# SUPPLIED RECORDS
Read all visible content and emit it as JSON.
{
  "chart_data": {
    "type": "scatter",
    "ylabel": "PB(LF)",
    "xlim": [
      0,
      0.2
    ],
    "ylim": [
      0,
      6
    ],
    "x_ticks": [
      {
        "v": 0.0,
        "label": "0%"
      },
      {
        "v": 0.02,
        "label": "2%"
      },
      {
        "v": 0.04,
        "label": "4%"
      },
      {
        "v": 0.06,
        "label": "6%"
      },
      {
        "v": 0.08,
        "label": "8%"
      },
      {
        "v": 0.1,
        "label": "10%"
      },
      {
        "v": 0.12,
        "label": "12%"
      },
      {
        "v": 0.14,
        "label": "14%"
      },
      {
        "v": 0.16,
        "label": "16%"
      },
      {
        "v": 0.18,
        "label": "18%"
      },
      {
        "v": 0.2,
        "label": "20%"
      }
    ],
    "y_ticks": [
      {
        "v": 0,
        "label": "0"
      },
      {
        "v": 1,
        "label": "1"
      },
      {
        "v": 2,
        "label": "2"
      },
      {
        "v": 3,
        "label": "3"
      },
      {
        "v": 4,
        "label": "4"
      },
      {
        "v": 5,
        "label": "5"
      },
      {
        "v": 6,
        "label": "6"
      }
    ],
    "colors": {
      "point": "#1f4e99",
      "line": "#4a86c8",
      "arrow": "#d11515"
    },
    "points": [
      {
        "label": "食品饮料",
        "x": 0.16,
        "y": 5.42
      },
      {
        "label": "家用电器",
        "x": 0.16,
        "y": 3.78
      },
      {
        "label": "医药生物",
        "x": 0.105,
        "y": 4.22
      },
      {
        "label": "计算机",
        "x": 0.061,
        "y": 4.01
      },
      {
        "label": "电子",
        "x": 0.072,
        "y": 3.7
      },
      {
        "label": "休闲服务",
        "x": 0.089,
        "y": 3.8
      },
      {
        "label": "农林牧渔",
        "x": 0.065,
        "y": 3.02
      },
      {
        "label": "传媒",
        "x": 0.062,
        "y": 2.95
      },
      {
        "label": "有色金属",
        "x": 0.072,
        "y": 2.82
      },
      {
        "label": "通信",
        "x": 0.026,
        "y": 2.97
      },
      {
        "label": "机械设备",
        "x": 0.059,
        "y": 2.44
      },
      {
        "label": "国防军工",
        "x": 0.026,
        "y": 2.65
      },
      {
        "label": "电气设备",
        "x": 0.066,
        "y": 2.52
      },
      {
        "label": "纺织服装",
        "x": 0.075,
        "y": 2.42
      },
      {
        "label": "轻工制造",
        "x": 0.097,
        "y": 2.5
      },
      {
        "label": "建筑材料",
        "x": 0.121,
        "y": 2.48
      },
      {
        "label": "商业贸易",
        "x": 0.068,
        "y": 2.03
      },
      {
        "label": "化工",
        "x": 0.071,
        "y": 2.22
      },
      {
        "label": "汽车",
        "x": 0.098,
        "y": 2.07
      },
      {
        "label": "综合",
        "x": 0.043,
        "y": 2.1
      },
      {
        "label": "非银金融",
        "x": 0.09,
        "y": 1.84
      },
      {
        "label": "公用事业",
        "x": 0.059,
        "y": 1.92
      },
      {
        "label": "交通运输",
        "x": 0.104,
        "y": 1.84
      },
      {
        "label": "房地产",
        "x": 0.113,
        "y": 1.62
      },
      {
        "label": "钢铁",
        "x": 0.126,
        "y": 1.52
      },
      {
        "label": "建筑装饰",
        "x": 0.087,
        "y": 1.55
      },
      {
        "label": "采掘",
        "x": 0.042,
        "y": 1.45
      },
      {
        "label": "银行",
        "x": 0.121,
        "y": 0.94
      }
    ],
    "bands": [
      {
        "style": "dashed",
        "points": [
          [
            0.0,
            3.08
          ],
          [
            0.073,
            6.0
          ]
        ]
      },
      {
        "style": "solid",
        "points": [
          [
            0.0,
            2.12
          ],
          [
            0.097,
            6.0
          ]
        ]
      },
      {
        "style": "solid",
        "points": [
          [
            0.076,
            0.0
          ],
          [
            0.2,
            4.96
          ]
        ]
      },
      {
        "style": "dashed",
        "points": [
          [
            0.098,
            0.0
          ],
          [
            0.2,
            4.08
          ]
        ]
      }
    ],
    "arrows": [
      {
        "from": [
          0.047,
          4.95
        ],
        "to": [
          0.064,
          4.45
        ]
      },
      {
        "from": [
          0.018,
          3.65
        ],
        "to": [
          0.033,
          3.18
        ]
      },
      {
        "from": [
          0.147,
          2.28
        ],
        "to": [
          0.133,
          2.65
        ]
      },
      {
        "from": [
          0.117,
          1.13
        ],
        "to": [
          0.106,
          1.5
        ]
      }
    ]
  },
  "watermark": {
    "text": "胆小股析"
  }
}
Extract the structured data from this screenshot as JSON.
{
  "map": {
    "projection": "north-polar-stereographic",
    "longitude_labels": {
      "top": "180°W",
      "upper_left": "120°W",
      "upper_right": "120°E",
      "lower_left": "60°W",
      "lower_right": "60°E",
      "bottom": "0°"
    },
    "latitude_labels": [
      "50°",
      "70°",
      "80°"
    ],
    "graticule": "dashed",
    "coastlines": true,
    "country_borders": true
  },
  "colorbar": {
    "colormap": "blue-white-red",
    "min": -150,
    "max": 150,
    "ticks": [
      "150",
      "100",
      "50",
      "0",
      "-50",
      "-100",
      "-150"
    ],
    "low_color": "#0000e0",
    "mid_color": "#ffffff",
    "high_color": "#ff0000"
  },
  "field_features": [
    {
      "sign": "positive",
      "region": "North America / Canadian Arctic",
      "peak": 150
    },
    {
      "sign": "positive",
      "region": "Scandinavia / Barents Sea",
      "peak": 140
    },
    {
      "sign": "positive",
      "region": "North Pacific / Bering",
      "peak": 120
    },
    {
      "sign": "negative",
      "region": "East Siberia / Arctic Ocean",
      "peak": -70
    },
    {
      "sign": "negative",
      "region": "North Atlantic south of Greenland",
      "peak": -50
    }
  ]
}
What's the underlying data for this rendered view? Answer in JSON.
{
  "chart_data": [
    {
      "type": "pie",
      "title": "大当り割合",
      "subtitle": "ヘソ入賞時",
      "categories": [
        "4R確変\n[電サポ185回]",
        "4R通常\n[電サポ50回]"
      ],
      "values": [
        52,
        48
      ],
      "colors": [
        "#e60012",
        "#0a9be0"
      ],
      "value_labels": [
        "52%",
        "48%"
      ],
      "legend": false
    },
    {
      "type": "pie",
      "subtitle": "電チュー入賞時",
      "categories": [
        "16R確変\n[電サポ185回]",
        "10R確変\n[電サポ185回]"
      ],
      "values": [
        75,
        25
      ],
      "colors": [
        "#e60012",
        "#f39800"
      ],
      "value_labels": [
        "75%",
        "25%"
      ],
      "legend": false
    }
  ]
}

# STATED PROBLEM
Type out the material again exactly as presented.

# TASK OUTPUT
Read all visible content and emit it as JSON.
{
  "chart_data": {
    "type": "scatter",
    "ylabel": "PB(LF)",
    "xlim": [
      0,
      0.2
    ],
    "ylim": [
      0,
      6
    ],
    "x_ticks": [
      {
        "v": 0.0,
        "label": "0%"
      },
      {
        "v": 0.02,
        "label": "2%"
      },
      {
        "v": 0.04,
        "label": "4%"
      },
      {
        "v": 0.06,
        "label": "6%"
      },
      {
        "v": 0.08,
        "label": "8%"
      },
      {
        "v": 0.1,
        "label": "10%"
      },
      {
        "v": 0.12,
        "label": "12%"
      },
      {
        "v": 0.14,
        "label": "14%"
      },
      {
        "v": 0.16,
        "label": "16%"
      },
      {
        "v": 0.18,
        "label": "18%"
      },
      {
        "v": 0.2,
        "label": "20%"
      }
    ],
    "y_ticks": [
      {
        "v": 0,
        "label": "0"
      },
      {
        "v": 1,
        "label": "1"
      },
      {
        "v": 2,
        "label": "2"
      },
      {
        "v": 3,
        "label": "3"
      },
      {
        "v": 4,
        "label": "4"
      },
      {
        "v": 5,
        "label": "5"
      },
      {
        "v": 6,
        "label": "6"
      }
    ],
    "colors": {
      "point": "#1f4e99",
      "line": "#4a86c8",
      "arrow": "#d11515"
    },
    "points": [
      {
        "label": "食品饮料",
        "x": 0.16,
        "y": 5.42
      },
      {
        "label": "家用电器",
        "x": 0.16,
        "y": 3.78
      },
      {
        "label": "医药生物",
        "x": 0.105,
        "y": 4.22
      },
      {
        "label": "计算机",
        "x": 0.061,
        "y": 4.01
      },
      {
        "label": "电子",
        "x": 0.072,
        "y": 3.7
      },
      {
        "label": "休闲服务",
        "x": 0.089,
        "y": 3.8
      },
      {
        "label": "农林牧渔",
        "x": 0.065,
        "y": 3.02
      },
      {
        "label": "传媒",
        "x": 0.062,
        "y": 2.95
      },
      {
        "label": "有色金属",
        "x": 0.072,
        "y": 2.82
      },
      {
        "label": "通信",
        "x": 0.026,
        "y": 2.97
      },
      {
        "label": "机械设备",
        "x": 0.059,
        "y": 2.44
      },
      {
        "label": "国防军工",
        "x": 0.026,
        "y": 2.65
      },
      {
        "label": "电气设备",
        "x": 0.066,
        "y": 2.52
      },
      {
        "label": "纺织服装",
        "x": 0.075,
        "y": 2.42
      },
      {
        "label": "轻工制造",
        "x": 0.097,
        "y": 2.5
      },
      {
        "label": "建筑材料",
        "x": 0.121,
        "y": 2.48
      },
      {
        "label": "商业贸易",
        "x": 0.068,
        "y": 2.03
      },
      {
        "label": "化工",
        "x": 0.071,
        "y": 2.22
      },
      {
        "label": "汽车",
        "x": 0.098,
        "y": 2.07
      },
      {
        "label": "综合",
        "x": 0.043,
        "y": 2.1
      },
      {
        "label": "非银金融",
        "x": 0.09,
        "y": 1.84
      },
      {
        "label": "公用事业",
        "x": 0.059,
        "y": 1.92
      },
      {
        "label": "交通运输",
        "x": 0.104,
        "y": 1.84
      },
      {
        "label": "房地产",
        "x": 0.113,
        "y": 1.62
      },
      {
        "label": "钢铁",
        "x": 0.126,
        "y": 1.52
      },
      {
        "label": "建筑装饰",
        "x": 0.087,
        "y": 1.55
      },
      {
        "label": "采掘",
        "x": 0.042,
        "y": 1.45
      },
      {
        "label": "银行",
        "x": 0.121,
        "y": 0.94
      }
    ],
    "bands": [
      {
        "style": "dashed",
        "points": [
          [
            0.0,
            3.08
          ],
          [
            0.073,
            6.0
          ]
        ]
      },
      {
        "style": "solid",
        "points": [
          [
            0.0,
            2.12
          ],
          [
            0.097,
            6.0
          ]
        ]
      },
      {
        "style": "solid",
        "points": [
          [
            0.076,
            0.0
          ],
          [
            0.2,
            4.96
          ]
        ]
      },
      {
        "style": "dashed",
        "points": [
          [
            0.098,
            0.0
          ],
          [
            0.2,
            4.08
          ]
        ]
      }
    ],
    "arrows": [
      {
        "from": [
          0.047,
          4.95
        ],
        "to": [
          0.064,
          4.45
        ]
      },
      {
        "from": [
          0.018,
          3.65
        ],
        "to": [
          0.033,
          3.18
        ]
      },
      {
        "from": [
          0.147,
          2.28
        ],
        "to": [
          0.133,
          2.65
        ]
      },
      {
        "from": [
          0.117,
          1.13
        ],
        "to": [
          0.106,
          1.5
        ]
      }
    ]
  },
  "watermark": {
    "text": "胆小股析"
  }
}
Extract the structured data from this screenshot as JSON.
{
  "map": {
    "projection": "north-polar-stereographic",
    "longitude_labels": {
      "top": "180°W",
      "upper_left": "120°W",
      "upper_right": "120°E",
      "lower_left": "60°W",
      "lower_right": "60°E",
      "bottom": "0°"
    },
    "latitude_labels": [
      "50°",
      "70°",
      "80°"
    ],
    "graticule": "dashed",
    "coastlines": true,
    "country_borders": true
  },
  "colorbar": {
    "colormap": "blue-white-red",
    "min": -150,
    "max": 150,
    "ticks": [
      "150",
      "100",
      "50",
      "0",
      "-50",
      "-100",
      "-150"
    ],
    "low_color": "#0000e0",
    "mid_color": "#ffffff",
    "high_color": "#ff0000"
  },
  "field_features": [
    {
      "sign": "positive",
      "region": "North America / Canadian Arctic",
      "peak": 150
    },
    {
      "sign": "positive",
      "region": "Scandinavia / Barents Sea",
      "peak": 140
    },
    {
      "sign": "positive",
      "region": "North Pacific / Bering",
      "peak": 120
    },
    {
      "sign": "negative",
      "region": "East Siberia / Arctic Ocean",
      "peak": -70
    },
    {
      "sign": "negative",
      "region": "North Atlantic south of Greenland",
      "peak": -50
    }
  ]
}
What's the underlying data for this rendered view? Answer in JSON.
{
  "chart_data": [
    {
      "type": "pie",
      "title": "大当り割合",
      "subtitle": "ヘソ入賞時",
      "categories": [
        "4R確変\n[電サポ185回]",
        "4R通常\n[電サポ50回]"
      ],
      "values": [
        52,
        48
      ],
      "colors": [
        "#e60012",
        "#0a9be0"
      ],
      "value_labels": [
        "52%",
        "48%"
      ],
      "legend": false
    },
    {
      "type": "pie",
      "subtitle": "電チュー入賞時",
      "categories": [
        "16R確変\n[電サポ185回]",
        "10R確変\n[電サポ185回]"
      ],
      "values": [
        75,
        25
      ],
      "colors": [
        "#e60012",
        "#f39800"
      ],
      "value_labels": [
        "75%",
        "25%"
      ],
      "legend": false
    }
  ]
}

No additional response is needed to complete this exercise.